### Task prompt
Find how many lines contain the word "this" and state that number alone.

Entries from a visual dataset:
══════════════════════════════

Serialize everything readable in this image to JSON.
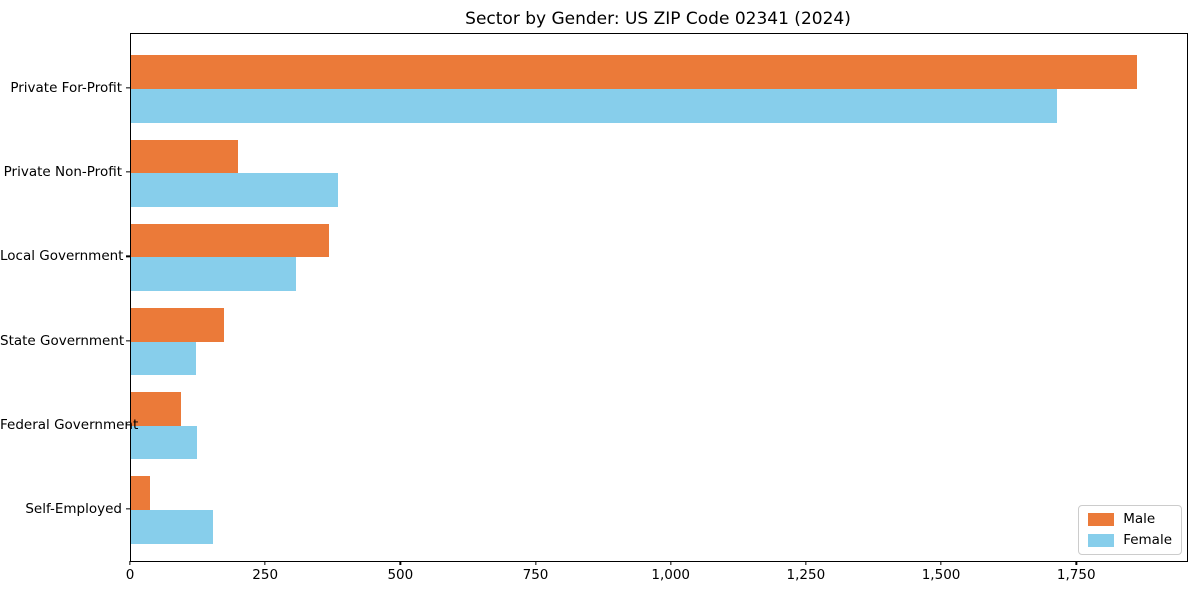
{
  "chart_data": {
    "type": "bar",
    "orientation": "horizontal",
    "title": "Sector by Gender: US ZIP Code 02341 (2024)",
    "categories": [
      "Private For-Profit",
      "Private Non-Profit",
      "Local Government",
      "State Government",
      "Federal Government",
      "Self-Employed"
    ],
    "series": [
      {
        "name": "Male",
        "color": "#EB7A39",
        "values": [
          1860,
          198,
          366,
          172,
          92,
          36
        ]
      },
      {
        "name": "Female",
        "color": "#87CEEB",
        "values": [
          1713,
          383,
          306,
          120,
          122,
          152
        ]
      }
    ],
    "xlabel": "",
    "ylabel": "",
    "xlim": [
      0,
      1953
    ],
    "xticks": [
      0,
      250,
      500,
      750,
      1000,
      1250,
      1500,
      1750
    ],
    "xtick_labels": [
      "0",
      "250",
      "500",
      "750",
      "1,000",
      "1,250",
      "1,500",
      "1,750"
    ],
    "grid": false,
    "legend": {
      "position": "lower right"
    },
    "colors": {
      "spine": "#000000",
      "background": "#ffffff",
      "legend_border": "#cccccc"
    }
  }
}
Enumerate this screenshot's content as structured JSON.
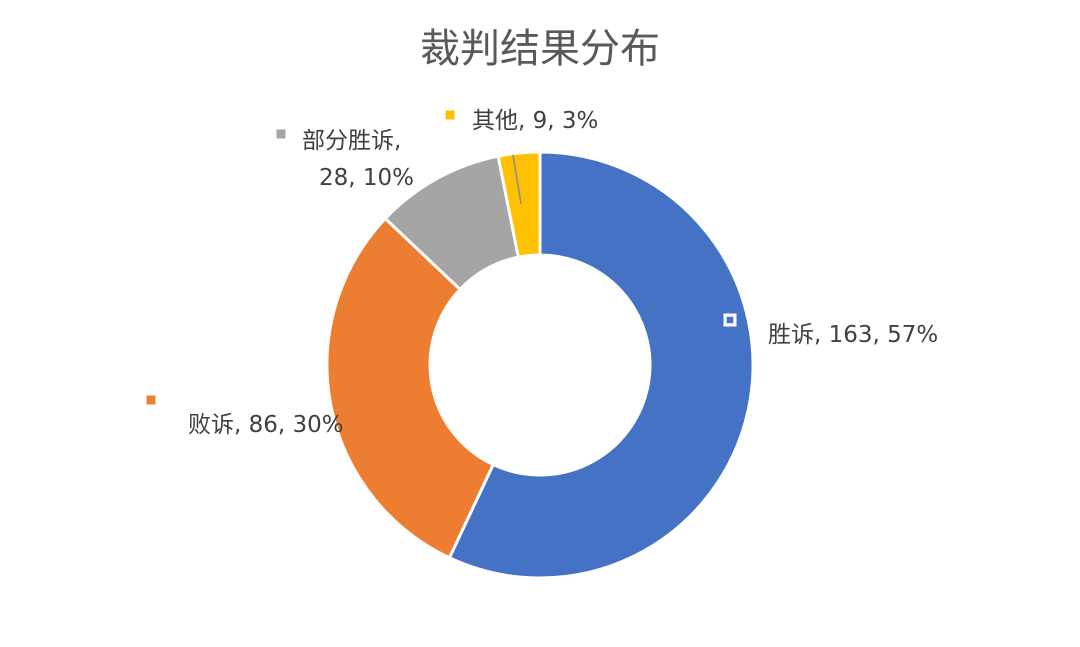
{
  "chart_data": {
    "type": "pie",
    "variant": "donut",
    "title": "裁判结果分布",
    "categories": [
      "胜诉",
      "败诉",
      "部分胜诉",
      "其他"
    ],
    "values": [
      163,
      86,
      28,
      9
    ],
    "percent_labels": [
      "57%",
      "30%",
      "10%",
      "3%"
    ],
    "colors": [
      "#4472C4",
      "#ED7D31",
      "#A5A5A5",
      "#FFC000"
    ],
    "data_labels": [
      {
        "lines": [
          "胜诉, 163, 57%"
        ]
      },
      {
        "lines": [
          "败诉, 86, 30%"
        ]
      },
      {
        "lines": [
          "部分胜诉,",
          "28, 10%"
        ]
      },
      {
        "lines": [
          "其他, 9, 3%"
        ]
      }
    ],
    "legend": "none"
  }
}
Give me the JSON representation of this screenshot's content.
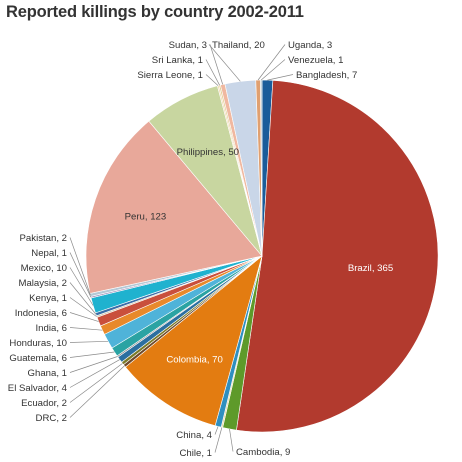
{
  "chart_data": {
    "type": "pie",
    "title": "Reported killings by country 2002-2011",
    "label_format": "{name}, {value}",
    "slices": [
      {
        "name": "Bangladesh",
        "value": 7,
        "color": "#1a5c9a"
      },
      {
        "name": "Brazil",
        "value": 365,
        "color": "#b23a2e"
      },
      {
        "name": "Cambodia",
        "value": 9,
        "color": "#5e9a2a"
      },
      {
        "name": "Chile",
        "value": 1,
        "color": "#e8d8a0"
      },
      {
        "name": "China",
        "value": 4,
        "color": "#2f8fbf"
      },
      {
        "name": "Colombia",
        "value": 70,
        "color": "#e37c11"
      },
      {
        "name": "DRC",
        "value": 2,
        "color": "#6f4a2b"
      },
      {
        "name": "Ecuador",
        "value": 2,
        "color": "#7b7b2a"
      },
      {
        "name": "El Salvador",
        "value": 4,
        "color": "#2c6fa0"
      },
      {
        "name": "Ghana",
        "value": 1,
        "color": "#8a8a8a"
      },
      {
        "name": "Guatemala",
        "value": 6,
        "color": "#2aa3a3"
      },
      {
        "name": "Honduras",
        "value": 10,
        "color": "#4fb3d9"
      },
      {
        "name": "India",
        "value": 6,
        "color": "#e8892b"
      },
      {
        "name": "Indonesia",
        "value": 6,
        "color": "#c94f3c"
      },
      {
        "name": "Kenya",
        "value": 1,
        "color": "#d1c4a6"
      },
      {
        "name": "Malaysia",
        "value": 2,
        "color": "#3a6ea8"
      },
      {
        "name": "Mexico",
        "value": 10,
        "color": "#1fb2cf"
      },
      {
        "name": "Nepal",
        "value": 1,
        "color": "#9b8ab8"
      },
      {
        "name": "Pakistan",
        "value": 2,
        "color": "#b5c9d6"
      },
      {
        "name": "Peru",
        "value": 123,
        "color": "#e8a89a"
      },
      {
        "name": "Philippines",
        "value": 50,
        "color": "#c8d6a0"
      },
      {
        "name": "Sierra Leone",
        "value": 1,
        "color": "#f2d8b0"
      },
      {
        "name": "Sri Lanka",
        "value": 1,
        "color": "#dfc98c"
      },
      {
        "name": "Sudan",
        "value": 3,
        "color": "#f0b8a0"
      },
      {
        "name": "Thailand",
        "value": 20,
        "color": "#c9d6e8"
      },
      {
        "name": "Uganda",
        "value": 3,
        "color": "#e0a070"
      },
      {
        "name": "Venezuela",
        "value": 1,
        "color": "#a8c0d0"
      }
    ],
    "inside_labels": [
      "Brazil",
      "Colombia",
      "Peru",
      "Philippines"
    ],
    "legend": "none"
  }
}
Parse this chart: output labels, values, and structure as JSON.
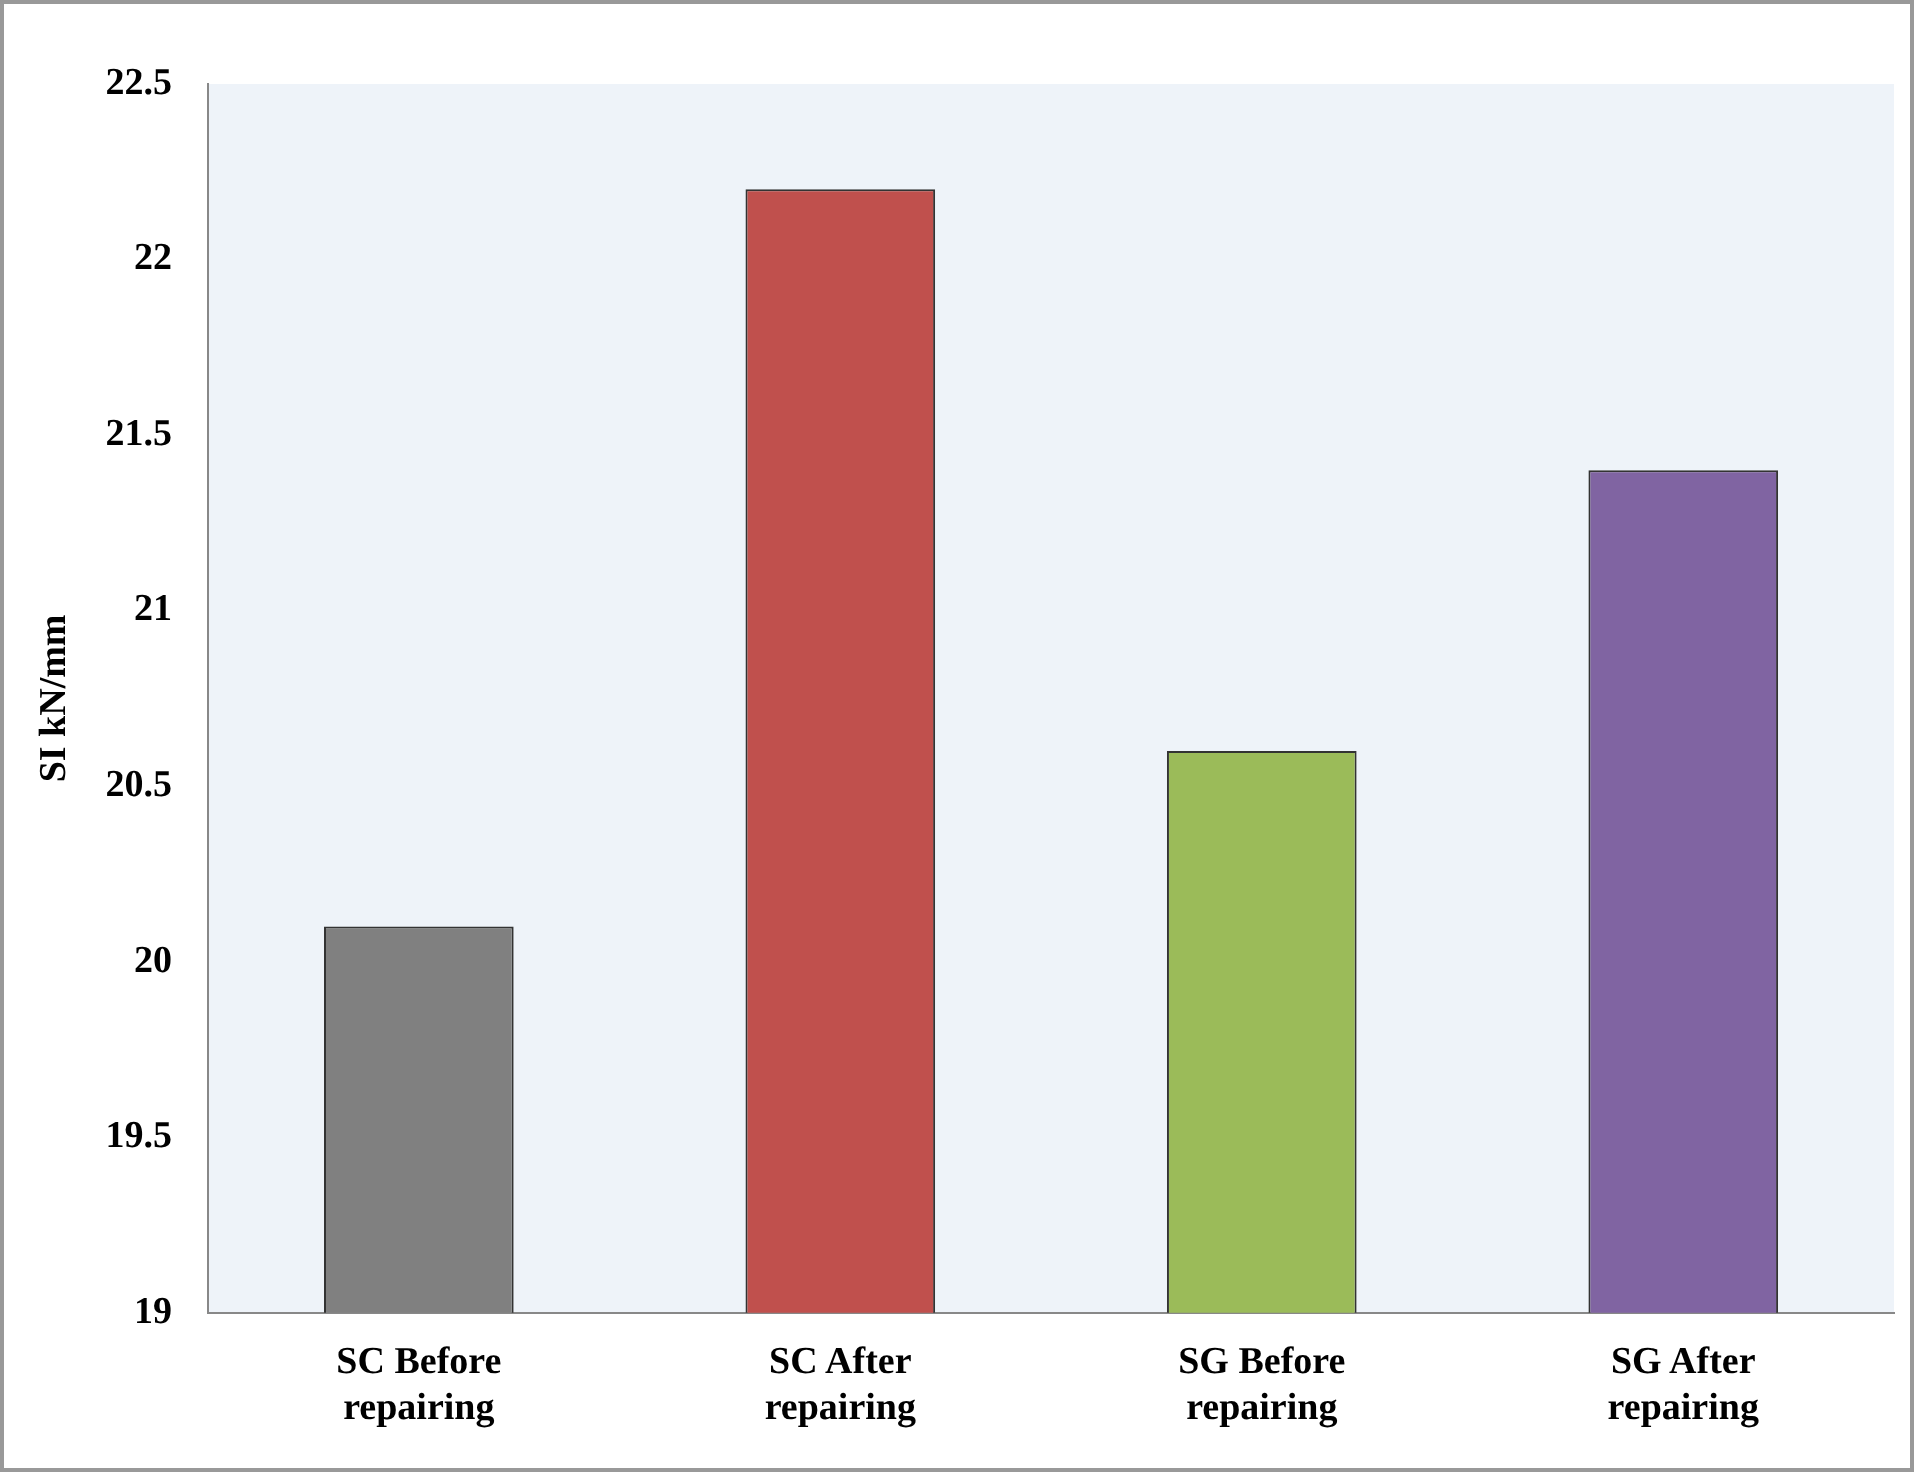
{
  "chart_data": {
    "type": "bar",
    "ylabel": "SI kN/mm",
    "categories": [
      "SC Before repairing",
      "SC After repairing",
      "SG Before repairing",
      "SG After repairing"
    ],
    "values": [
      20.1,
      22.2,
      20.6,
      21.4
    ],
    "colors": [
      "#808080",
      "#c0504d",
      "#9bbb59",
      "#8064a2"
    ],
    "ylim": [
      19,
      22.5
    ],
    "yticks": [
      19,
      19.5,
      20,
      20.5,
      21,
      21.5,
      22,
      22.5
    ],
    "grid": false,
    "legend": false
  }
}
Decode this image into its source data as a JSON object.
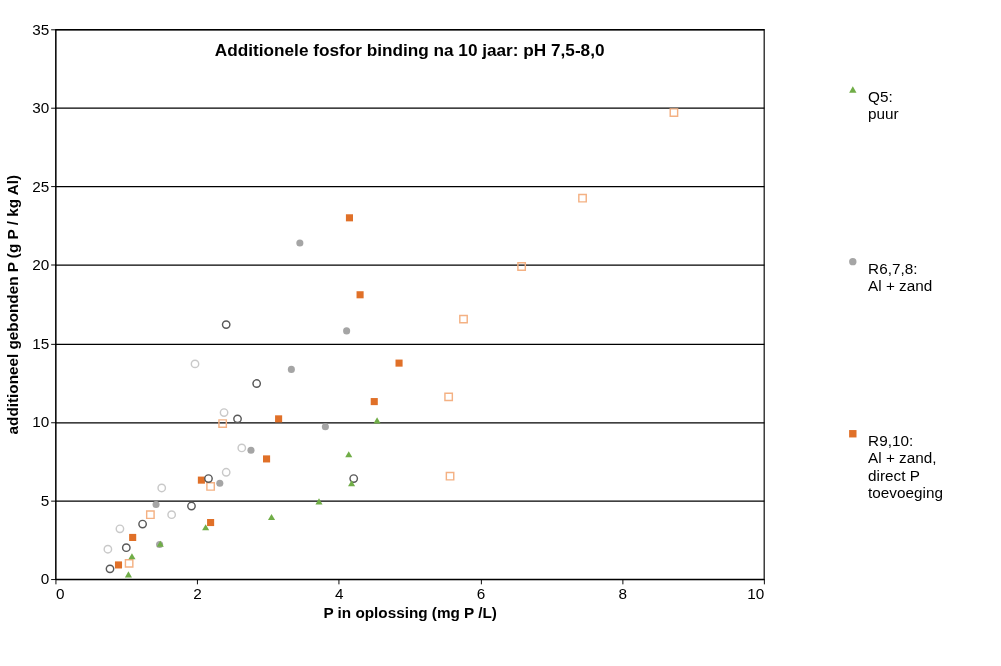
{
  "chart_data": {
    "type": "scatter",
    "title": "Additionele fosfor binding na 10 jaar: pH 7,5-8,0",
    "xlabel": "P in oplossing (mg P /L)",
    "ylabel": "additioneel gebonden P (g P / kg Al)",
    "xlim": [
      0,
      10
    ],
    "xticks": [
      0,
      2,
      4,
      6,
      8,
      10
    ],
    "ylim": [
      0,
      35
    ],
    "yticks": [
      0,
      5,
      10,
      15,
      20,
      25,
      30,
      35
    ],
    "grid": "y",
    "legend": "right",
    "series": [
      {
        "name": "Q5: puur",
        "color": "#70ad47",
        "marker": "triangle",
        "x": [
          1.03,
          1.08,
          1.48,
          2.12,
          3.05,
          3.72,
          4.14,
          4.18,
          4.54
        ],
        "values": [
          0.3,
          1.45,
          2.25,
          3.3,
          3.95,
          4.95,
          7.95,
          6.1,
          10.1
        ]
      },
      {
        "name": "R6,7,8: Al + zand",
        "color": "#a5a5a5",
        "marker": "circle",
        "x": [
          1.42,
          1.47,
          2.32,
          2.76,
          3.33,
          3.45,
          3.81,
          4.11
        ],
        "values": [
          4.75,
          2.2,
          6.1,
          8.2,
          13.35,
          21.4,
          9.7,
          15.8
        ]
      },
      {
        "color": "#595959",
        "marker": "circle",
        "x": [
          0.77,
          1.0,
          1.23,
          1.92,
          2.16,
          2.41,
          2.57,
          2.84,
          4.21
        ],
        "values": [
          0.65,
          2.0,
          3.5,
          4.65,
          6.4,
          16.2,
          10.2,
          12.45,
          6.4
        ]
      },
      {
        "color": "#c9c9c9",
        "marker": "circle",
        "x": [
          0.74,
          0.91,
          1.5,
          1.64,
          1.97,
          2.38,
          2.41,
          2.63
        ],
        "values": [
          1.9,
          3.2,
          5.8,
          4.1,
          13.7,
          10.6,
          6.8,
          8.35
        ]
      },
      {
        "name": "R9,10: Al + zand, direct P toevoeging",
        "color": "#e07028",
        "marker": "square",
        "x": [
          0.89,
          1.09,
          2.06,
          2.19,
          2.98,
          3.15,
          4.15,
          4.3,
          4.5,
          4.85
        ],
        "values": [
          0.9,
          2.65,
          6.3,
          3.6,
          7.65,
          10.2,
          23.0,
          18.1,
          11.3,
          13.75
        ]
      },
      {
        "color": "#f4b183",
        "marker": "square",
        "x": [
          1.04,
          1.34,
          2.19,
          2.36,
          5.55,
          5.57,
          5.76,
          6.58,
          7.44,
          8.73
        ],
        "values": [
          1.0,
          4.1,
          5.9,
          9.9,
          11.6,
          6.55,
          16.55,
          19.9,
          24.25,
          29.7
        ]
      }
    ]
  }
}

══════════════════════════════

### Answer to the task
5